begin AVAILABLE RECORDS

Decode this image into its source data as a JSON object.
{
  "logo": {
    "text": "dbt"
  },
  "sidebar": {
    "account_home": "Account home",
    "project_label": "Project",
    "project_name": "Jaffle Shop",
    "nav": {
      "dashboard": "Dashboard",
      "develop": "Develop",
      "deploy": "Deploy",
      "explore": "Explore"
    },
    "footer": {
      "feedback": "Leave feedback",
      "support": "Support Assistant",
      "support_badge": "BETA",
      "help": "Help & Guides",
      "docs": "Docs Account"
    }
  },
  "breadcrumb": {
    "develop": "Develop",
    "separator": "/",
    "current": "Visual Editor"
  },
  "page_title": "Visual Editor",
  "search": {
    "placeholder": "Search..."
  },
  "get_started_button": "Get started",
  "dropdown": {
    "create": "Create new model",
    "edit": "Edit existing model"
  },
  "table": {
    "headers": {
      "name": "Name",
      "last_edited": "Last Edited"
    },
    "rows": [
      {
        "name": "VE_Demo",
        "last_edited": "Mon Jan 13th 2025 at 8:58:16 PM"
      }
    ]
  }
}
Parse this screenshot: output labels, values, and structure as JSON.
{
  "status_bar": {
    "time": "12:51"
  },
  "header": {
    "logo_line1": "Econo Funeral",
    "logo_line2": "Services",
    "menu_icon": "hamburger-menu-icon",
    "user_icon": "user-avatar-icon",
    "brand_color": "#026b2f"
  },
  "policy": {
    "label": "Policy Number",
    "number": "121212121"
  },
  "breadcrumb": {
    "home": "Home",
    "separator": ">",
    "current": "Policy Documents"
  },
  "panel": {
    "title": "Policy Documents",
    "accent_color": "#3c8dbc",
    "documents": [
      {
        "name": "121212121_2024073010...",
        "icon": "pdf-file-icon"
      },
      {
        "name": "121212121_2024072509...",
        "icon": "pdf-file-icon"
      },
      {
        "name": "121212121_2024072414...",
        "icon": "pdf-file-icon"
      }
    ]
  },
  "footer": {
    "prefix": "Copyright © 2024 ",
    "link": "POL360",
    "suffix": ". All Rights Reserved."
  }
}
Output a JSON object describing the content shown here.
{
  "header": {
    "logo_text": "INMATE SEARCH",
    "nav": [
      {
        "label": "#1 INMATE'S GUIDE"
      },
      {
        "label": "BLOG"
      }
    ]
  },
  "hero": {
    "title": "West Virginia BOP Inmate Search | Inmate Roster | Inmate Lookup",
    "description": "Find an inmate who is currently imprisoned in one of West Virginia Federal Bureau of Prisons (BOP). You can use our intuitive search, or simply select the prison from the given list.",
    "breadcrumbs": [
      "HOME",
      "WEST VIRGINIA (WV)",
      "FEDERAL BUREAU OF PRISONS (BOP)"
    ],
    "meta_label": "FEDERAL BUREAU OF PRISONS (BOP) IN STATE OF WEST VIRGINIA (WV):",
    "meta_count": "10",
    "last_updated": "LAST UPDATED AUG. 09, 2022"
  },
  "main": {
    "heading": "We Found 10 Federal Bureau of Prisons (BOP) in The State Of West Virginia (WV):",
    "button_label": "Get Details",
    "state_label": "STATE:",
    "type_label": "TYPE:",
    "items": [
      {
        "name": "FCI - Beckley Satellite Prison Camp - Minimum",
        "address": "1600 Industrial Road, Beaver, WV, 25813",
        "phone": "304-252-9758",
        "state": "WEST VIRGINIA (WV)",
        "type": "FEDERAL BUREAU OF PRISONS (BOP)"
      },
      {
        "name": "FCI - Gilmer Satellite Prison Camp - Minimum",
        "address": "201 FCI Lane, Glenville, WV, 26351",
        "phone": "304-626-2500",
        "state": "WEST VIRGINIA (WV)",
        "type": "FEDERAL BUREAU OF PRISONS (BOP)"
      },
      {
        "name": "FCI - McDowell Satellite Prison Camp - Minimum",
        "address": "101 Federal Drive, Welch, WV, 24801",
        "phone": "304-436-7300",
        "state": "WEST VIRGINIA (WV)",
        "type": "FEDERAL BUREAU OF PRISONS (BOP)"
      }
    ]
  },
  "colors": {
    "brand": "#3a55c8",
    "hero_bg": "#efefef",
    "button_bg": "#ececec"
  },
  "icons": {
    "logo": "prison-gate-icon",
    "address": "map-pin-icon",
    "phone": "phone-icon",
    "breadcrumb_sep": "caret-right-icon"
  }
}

end AVAILABLE RECORDS

=== DO THIS ===
Restate every record exactly, leaving nothing out.

=== COMPLETE ANSWER ===
Decode this image into its source data as a JSON object.
{
  "logo": {
    "text": "dbt"
  },
  "sidebar": {
    "account_home": "Account home",
    "project_label": "Project",
    "project_name": "Jaffle Shop",
    "nav": {
      "dashboard": "Dashboard",
      "develop": "Develop",
      "deploy": "Deploy",
      "explore": "Explore"
    },
    "footer": {
      "feedback": "Leave feedback",
      "support": "Support Assistant",
      "support_badge": "BETA",
      "help": "Help & Guides",
      "docs": "Docs Account"
    }
  },
  "breadcrumb": {
    "develop": "Develop",
    "separator": "/",
    "current": "Visual Editor"
  },
  "page_title": "Visual Editor",
  "search": {
    "placeholder": "Search..."
  },
  "get_started_button": "Get started",
  "dropdown": {
    "create": "Create new model",
    "edit": "Edit existing model"
  },
  "table": {
    "headers": {
      "name": "Name",
      "last_edited": "Last Edited"
    },
    "rows": [
      {
        "name": "VE_Demo",
        "last_edited": "Mon Jan 13th 2025 at 8:58:16 PM"
      }
    ]
  }
}
Parse this screenshot: output labels, values, and structure as JSON.
{
  "status_bar": {
    "time": "12:51"
  },
  "header": {
    "logo_line1": "Econo Funeral",
    "logo_line2": "Services",
    "menu_icon": "hamburger-menu-icon",
    "user_icon": "user-avatar-icon",
    "brand_color": "#026b2f"
  },
  "policy": {
    "label": "Policy Number",
    "number": "121212121"
  },
  "breadcrumb": {
    "home": "Home",
    "separator": ">",
    "current": "Policy Documents"
  },
  "panel": {
    "title": "Policy Documents",
    "accent_color": "#3c8dbc",
    "documents": [
      {
        "name": "121212121_2024073010...",
        "icon": "pdf-file-icon"
      },
      {
        "name": "121212121_2024072509...",
        "icon": "pdf-file-icon"
      },
      {
        "name": "121212121_2024072414...",
        "icon": "pdf-file-icon"
      }
    ]
  },
  "footer": {
    "prefix": "Copyright © 2024 ",
    "link": "POL360",
    "suffix": ". All Rights Reserved."
  }
}
Output a JSON object describing the content shown here.
{
  "header": {
    "logo_text": "INMATE SEARCH",
    "nav": [
      {
        "label": "#1 INMATE'S GUIDE"
      },
      {
        "label": "BLOG"
      }
    ]
  },
  "hero": {
    "title": "West Virginia BOP Inmate Search | Inmate Roster | Inmate Lookup",
    "description": "Find an inmate who is currently imprisoned in one of West Virginia Federal Bureau of Prisons (BOP). You can use our intuitive search, or simply select the prison from the given list.",
    "breadcrumbs": [
      "HOME",
      "WEST VIRGINIA (WV)",
      "FEDERAL BUREAU OF PRISONS (BOP)"
    ],
    "meta_label": "FEDERAL BUREAU OF PRISONS (BOP) IN STATE OF WEST VIRGINIA (WV):",
    "meta_count": "10",
    "last_updated": "LAST UPDATED AUG. 09, 2022"
  },
  "main": {
    "heading": "We Found 10 Federal Bureau of Prisons (BOP) in The State Of West Virginia (WV):",
    "button_label": "Get Details",
    "state_label": "STATE:",
    "type_label": "TYPE:",
    "items": [
      {
        "name": "FCI - Beckley Satellite Prison Camp - Minimum",
        "address": "1600 Industrial Road, Beaver, WV, 25813",
        "phone": "304-252-9758",
        "state": "WEST VIRGINIA (WV)",
        "type": "FEDERAL BUREAU OF PRISONS (BOP)"
      },
      {
        "name": "FCI - Gilmer Satellite Prison Camp - Minimum",
        "address": "201 FCI Lane, Glenville, WV, 26351",
        "phone": "304-626-2500",
        "state": "WEST VIRGINIA (WV)",
        "type": "FEDERAL BUREAU OF PRISONS (BOP)"
      },
      {
        "name": "FCI - McDowell Satellite Prison Camp - Minimum",
        "address": "101 Federal Drive, Welch, WV, 24801",
        "phone": "304-436-7300",
        "state": "WEST VIRGINIA (WV)",
        "type": "FEDERAL BUREAU OF PRISONS (BOP)"
      }
    ]
  },
  "colors": {
    "brand": "#3a55c8",
    "hero_bg": "#efefef",
    "button_bg": "#ececec"
  },
  "icons": {
    "logo": "prison-gate-icon",
    "address": "map-pin-icon",
    "phone": "phone-icon",
    "breadcrumb_sep": "caret-right-icon"
  }
}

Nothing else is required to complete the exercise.